Rename every occurrence of "data-point" to "plot-marker" throughout the material below, reproducing all other text unchanged. Leave the pictures out of the result.

=== Records for the task ===

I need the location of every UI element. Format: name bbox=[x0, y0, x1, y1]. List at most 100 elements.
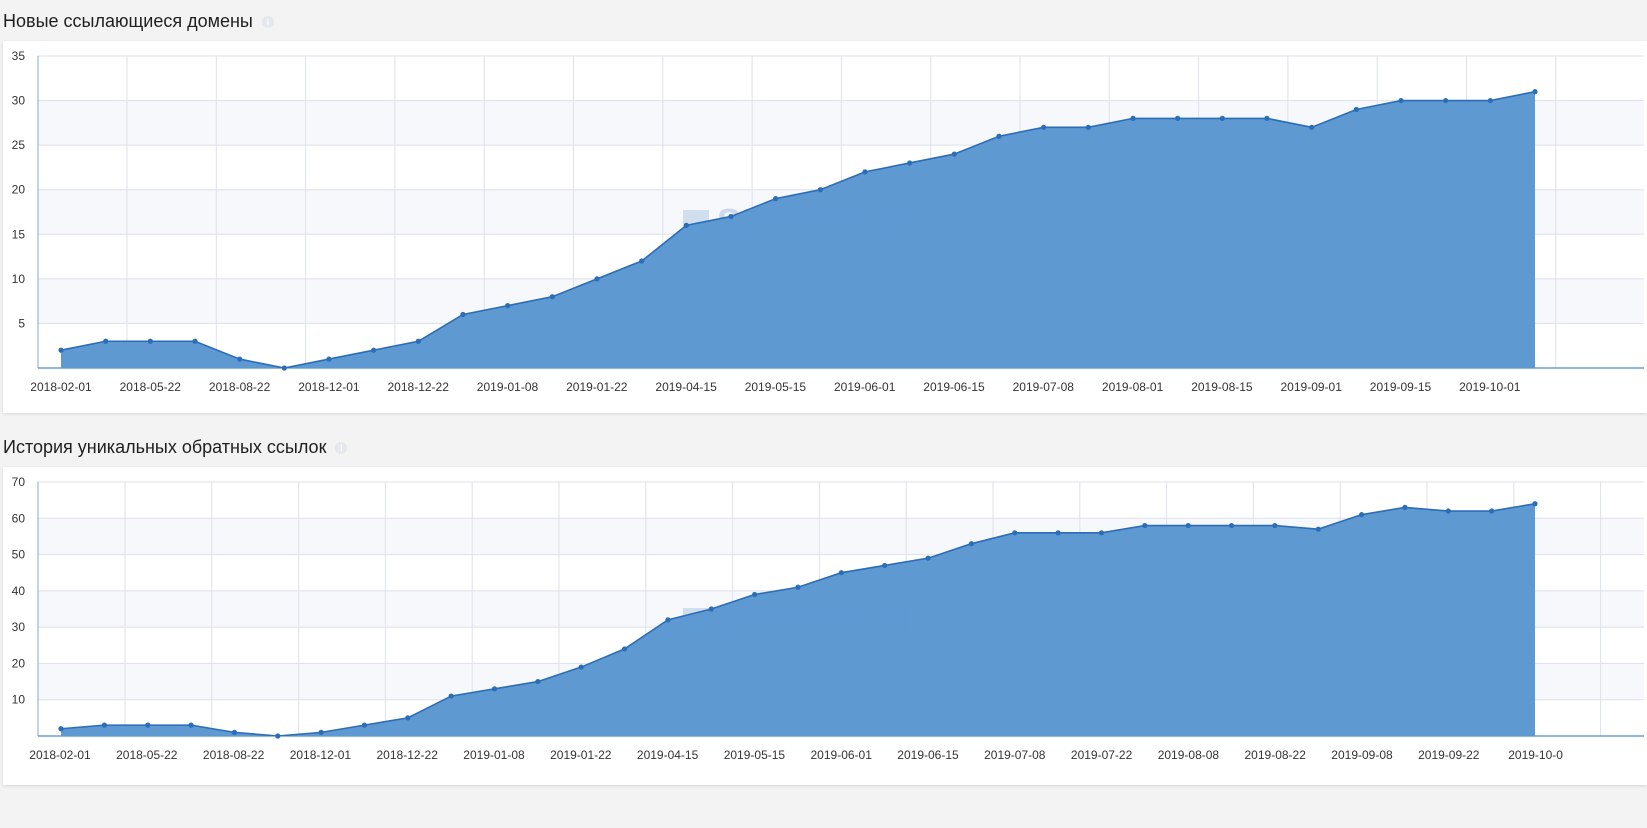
x-tick-label: 2019-09-01 bbox=[1281, 380, 1343, 394]
info-icon[interactable]: i bbox=[335, 441, 348, 454]
data-point bbox=[192, 338, 198, 344]
data-point bbox=[281, 365, 287, 371]
data-point bbox=[594, 276, 600, 282]
data-point bbox=[448, 693, 454, 699]
y-tick-label: 60 bbox=[12, 511, 26, 525]
data-point bbox=[145, 722, 151, 728]
x-tick-label: 2018-05-22 bbox=[120, 380, 182, 394]
data-point bbox=[728, 213, 734, 220]
data-point bbox=[505, 303, 511, 309]
x-tick-label: 2019-07-08 bbox=[1013, 380, 1075, 394]
x-tick-label: 2019-08-22 bbox=[1245, 748, 1307, 762]
info-icon[interactable]: i bbox=[261, 15, 274, 28]
data-point bbox=[1402, 504, 1408, 510]
x-tick-label: 2019-05-15 bbox=[724, 748, 786, 762]
x-tick-label: 2019-06-15 bbox=[897, 748, 959, 762]
y-tick-label: 5 bbox=[18, 316, 25, 330]
data-point bbox=[103, 338, 109, 344]
data-point bbox=[318, 729, 324, 735]
data-point bbox=[147, 338, 153, 344]
data-point bbox=[1055, 530, 1061, 536]
data-point bbox=[1142, 522, 1148, 529]
data-point bbox=[665, 617, 671, 623]
data-point bbox=[1272, 522, 1278, 529]
chart-2-title: История уникальных обратных ссылок i bbox=[3, 437, 348, 458]
x-tick-label: 2019-01-22 bbox=[566, 380, 628, 394]
x-tick-label: 2019-08-08 bbox=[1158, 748, 1220, 762]
data-point bbox=[1532, 89, 1538, 95]
data-point bbox=[361, 722, 368, 728]
data-point bbox=[231, 729, 238, 735]
x-tick-label: 2019-06-01 bbox=[811, 748, 873, 762]
data-point bbox=[882, 562, 888, 569]
y-tick-label: 20 bbox=[12, 183, 26, 197]
data-point bbox=[1098, 530, 1105, 536]
x-tick-label: 2019-01-08 bbox=[463, 748, 525, 762]
data-point bbox=[188, 722, 194, 728]
data-point bbox=[862, 169, 868, 175]
x-tick-label: 2019-06-15 bbox=[923, 380, 985, 394]
x-tick-label: 2019-01-22 bbox=[550, 748, 612, 762]
y-tick-label: 10 bbox=[12, 272, 26, 286]
chart-1-title: Новые ссылающиеся домены i bbox=[3, 11, 274, 32]
data-point bbox=[1309, 124, 1315, 130]
x-tick-label: 2019-04-15 bbox=[655, 380, 717, 394]
data-point bbox=[578, 664, 584, 670]
y-tick-label: 25 bbox=[12, 138, 26, 152]
chart-1-svg: 5 10 15 20 25 30 35 2018-02-01 2018-05-22 2018-08… bbox=[12, 49, 1644, 394]
data-point bbox=[817, 187, 823, 193]
chart-1-title-text: Новые ссылающиеся домены bbox=[3, 11, 253, 31]
data-point bbox=[237, 356, 243, 362]
x-tick-label: 2019-09-08 bbox=[1331, 748, 1393, 762]
data-point bbox=[951, 151, 957, 157]
x-tick-label: 2019-08-01 bbox=[1102, 380, 1164, 394]
chart-2-title-text: История уникальных обратных ссылок bbox=[3, 437, 327, 457]
data-point bbox=[460, 311, 466, 318]
x-tick-label: 2018-12-22 bbox=[388, 380, 450, 394]
data-point bbox=[101, 722, 107, 728]
data-point bbox=[549, 294, 555, 300]
data-point bbox=[639, 258, 645, 264]
data-point bbox=[1532, 501, 1538, 507]
data-point bbox=[795, 584, 801, 590]
y-tick-label: 35 bbox=[12, 49, 26, 63]
data-point bbox=[326, 356, 332, 362]
y-tick-label: 50 bbox=[12, 548, 26, 562]
data-point bbox=[752, 591, 758, 598]
x-tick-label: 2019-04-15 bbox=[637, 748, 699, 762]
data-point bbox=[1185, 522, 1191, 529]
data-point bbox=[1443, 97, 1449, 104]
data-point bbox=[1264, 115, 1270, 121]
data-point bbox=[773, 196, 779, 202]
chart-2-svg: 10 20 30 40 50 60 70 2018-02-01 2018-05-22 2018-0… bbox=[12, 475, 1644, 762]
data-point bbox=[1041, 124, 1047, 130]
data-point bbox=[968, 541, 975, 547]
data-point bbox=[491, 686, 498, 692]
data-point bbox=[1487, 97, 1493, 104]
x-tick-label: 2018-05-22 bbox=[116, 748, 178, 762]
data-point bbox=[405, 715, 411, 721]
data-point bbox=[1228, 522, 1235, 529]
data-point bbox=[1085, 124, 1091, 130]
data-point bbox=[58, 347, 64, 353]
data-point bbox=[58, 726, 64, 732]
data-point bbox=[996, 133, 1002, 139]
data-point bbox=[1219, 115, 1225, 121]
y-tick-label: 30 bbox=[12, 620, 26, 634]
data-point bbox=[838, 570, 844, 576]
chart-1-card: 5 10 15 20 25 30 35 2018-02-01 2018-05-22 2018-08… bbox=[3, 41, 1647, 413]
data-point bbox=[415, 338, 421, 344]
data-point bbox=[925, 555, 931, 561]
y-tick-label: 20 bbox=[12, 656, 26, 670]
x-tick-label: 2019-09-15 bbox=[1370, 380, 1432, 394]
y-tick-label: 70 bbox=[12, 475, 26, 489]
x-tick-label: 2018-02-01 bbox=[29, 748, 91, 762]
x-tick-label: 2019-05-15 bbox=[745, 380, 807, 394]
data-point bbox=[1315, 526, 1321, 532]
x-tick-label: 2019-01-08 bbox=[477, 380, 539, 394]
x-tick-label: 2018-12-22 bbox=[377, 748, 439, 762]
data-point bbox=[371, 347, 377, 353]
x-tick-label: 2019-06-01 bbox=[834, 380, 896, 394]
x-tick-label: 2018-08-22 bbox=[209, 380, 271, 394]
data-point bbox=[1130, 115, 1136, 121]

===

◆ **Output**
I need the location of every UI element. Format: name bbox=[x0, y0, x1, y1]. List at most 100 elements.
x-tick-label: 2019-09-01 bbox=[1281, 380, 1343, 394]
info-icon[interactable]: i bbox=[335, 441, 348, 454]
plot-marker bbox=[192, 338, 198, 344]
plot-marker bbox=[281, 365, 287, 371]
plot-marker bbox=[594, 276, 600, 282]
plot-marker bbox=[448, 693, 454, 699]
y-tick-label: 60 bbox=[12, 511, 26, 525]
plot-marker bbox=[145, 722, 151, 728]
x-tick-label: 2018-05-22 bbox=[120, 380, 182, 394]
plot-marker bbox=[728, 213, 734, 220]
plot-marker bbox=[505, 303, 511, 309]
x-tick-label: 2019-07-08 bbox=[1013, 380, 1075, 394]
x-tick-label: 2019-08-22 bbox=[1245, 748, 1307, 762]
info-icon[interactable]: i bbox=[261, 15, 274, 28]
plot-marker bbox=[1402, 504, 1408, 510]
x-tick-label: 2019-05-15 bbox=[724, 748, 786, 762]
x-tick-label: 2019-06-15 bbox=[897, 748, 959, 762]
y-tick-label: 5 bbox=[18, 316, 25, 330]
plot-marker bbox=[103, 338, 109, 344]
plot-marker bbox=[318, 729, 324, 735]
plot-marker bbox=[147, 338, 153, 344]
plot-marker bbox=[1055, 530, 1061, 536]
plot-marker bbox=[1142, 522, 1148, 529]
plot-marker bbox=[665, 617, 671, 623]
plot-marker bbox=[1272, 522, 1278, 529]
chart-2-title: История уникальных обратных ссылок i bbox=[3, 437, 348, 458]
x-tick-label: 2019-01-22 bbox=[566, 380, 628, 394]
x-tick-label: 2019-08-08 bbox=[1158, 748, 1220, 762]
plot-marker bbox=[1532, 89, 1538, 95]
plot-marker bbox=[361, 722, 368, 728]
plot-marker bbox=[231, 729, 238, 735]
x-tick-label: 2019-06-01 bbox=[811, 748, 873, 762]
plot-marker bbox=[882, 562, 888, 569]
y-tick-label: 20 bbox=[12, 183, 26, 197]
plot-marker bbox=[1098, 530, 1105, 536]
x-tick-label: 2019-01-08 bbox=[463, 748, 525, 762]
plot-marker bbox=[188, 722, 194, 728]
plot-marker bbox=[862, 169, 868, 175]
x-tick-label: 2019-06-15 bbox=[923, 380, 985, 394]
x-tick-label: 2019-01-22 bbox=[550, 748, 612, 762]
y-tick-label: 10 bbox=[12, 272, 26, 286]
chart-1-title: Новые ссылающиеся домены i bbox=[3, 11, 274, 32]
plot-marker bbox=[1309, 124, 1315, 130]
x-tick-label: 2019-04-15 bbox=[655, 380, 717, 394]
plot-marker bbox=[578, 664, 584, 670]
y-tick-label: 25 bbox=[12, 138, 26, 152]
chart-1-svg: 5 10 15 20 25 30 35 2018-02-01 2018-05-22 2018-08… bbox=[12, 49, 1644, 394]
plot-marker bbox=[817, 187, 823, 193]
chart-1-title-text: Новые ссылающиеся домены bbox=[3, 11, 253, 31]
plot-marker bbox=[237, 356, 243, 362]
x-tick-label: 2019-09-08 bbox=[1331, 748, 1393, 762]
plot-marker bbox=[951, 151, 957, 157]
x-tick-label: 2019-08-01 bbox=[1102, 380, 1164, 394]
chart-2-title-text: История уникальных обратных ссылок bbox=[3, 437, 327, 457]
plot-marker bbox=[460, 311, 466, 318]
x-tick-label: 2018-12-22 bbox=[388, 380, 450, 394]
plot-marker bbox=[101, 722, 107, 728]
plot-marker bbox=[549, 294, 555, 300]
plot-marker bbox=[639, 258, 645, 264]
plot-marker bbox=[1532, 501, 1538, 507]
plot-marker bbox=[795, 584, 801, 590]
y-tick-label: 35 bbox=[12, 49, 26, 63]
plot-marker bbox=[326, 356, 332, 362]
y-tick-label: 50 bbox=[12, 548, 26, 562]
plot-marker bbox=[752, 591, 758, 598]
x-tick-label: 2019-04-15 bbox=[637, 748, 699, 762]
plot-marker bbox=[1185, 522, 1191, 529]
plot-marker bbox=[1443, 97, 1449, 104]
plot-marker bbox=[1264, 115, 1270, 121]
plot-marker bbox=[773, 196, 779, 202]
chart-2-svg: 10 20 30 40 50 60 70 2018-02-01 2018-05-22 2018-0… bbox=[12, 475, 1644, 762]
plot-marker bbox=[1041, 124, 1047, 130]
plot-marker bbox=[968, 541, 975, 547]
plot-marker bbox=[491, 686, 498, 692]
plot-marker bbox=[1487, 97, 1493, 104]
x-tick-label: 2018-05-22 bbox=[116, 748, 178, 762]
plot-marker bbox=[405, 715, 411, 721]
plot-marker bbox=[1228, 522, 1235, 529]
plot-marker bbox=[1085, 124, 1091, 130]
plot-marker bbox=[58, 347, 64, 353]
plot-marker bbox=[58, 726, 64, 732]
plot-marker bbox=[996, 133, 1002, 139]
plot-marker bbox=[1219, 115, 1225, 121]
y-tick-label: 30 bbox=[12, 620, 26, 634]
plot-marker bbox=[838, 570, 844, 576]
chart-1-card: 5 10 15 20 25 30 35 2018-02-01 2018-05-22 2018-08… bbox=[3, 41, 1647, 413]
plot-marker bbox=[415, 338, 421, 344]
plot-marker bbox=[925, 555, 931, 561]
y-tick-label: 20 bbox=[12, 656, 26, 670]
x-tick-label: 2019-09-15 bbox=[1370, 380, 1432, 394]
y-tick-label: 70 bbox=[12, 475, 26, 489]
x-tick-label: 2018-02-01 bbox=[29, 748, 91, 762]
x-tick-label: 2019-05-15 bbox=[745, 380, 807, 394]
plot-marker bbox=[1315, 526, 1321, 532]
x-tick-label: 2019-01-08 bbox=[477, 380, 539, 394]
x-tick-label: 2018-12-22 bbox=[377, 748, 439, 762]
plot-marker bbox=[371, 347, 377, 353]
x-tick-label: 2019-06-01 bbox=[834, 380, 896, 394]
x-tick-label: 2018-08-22 bbox=[209, 380, 271, 394]
plot-marker bbox=[1130, 115, 1136, 121]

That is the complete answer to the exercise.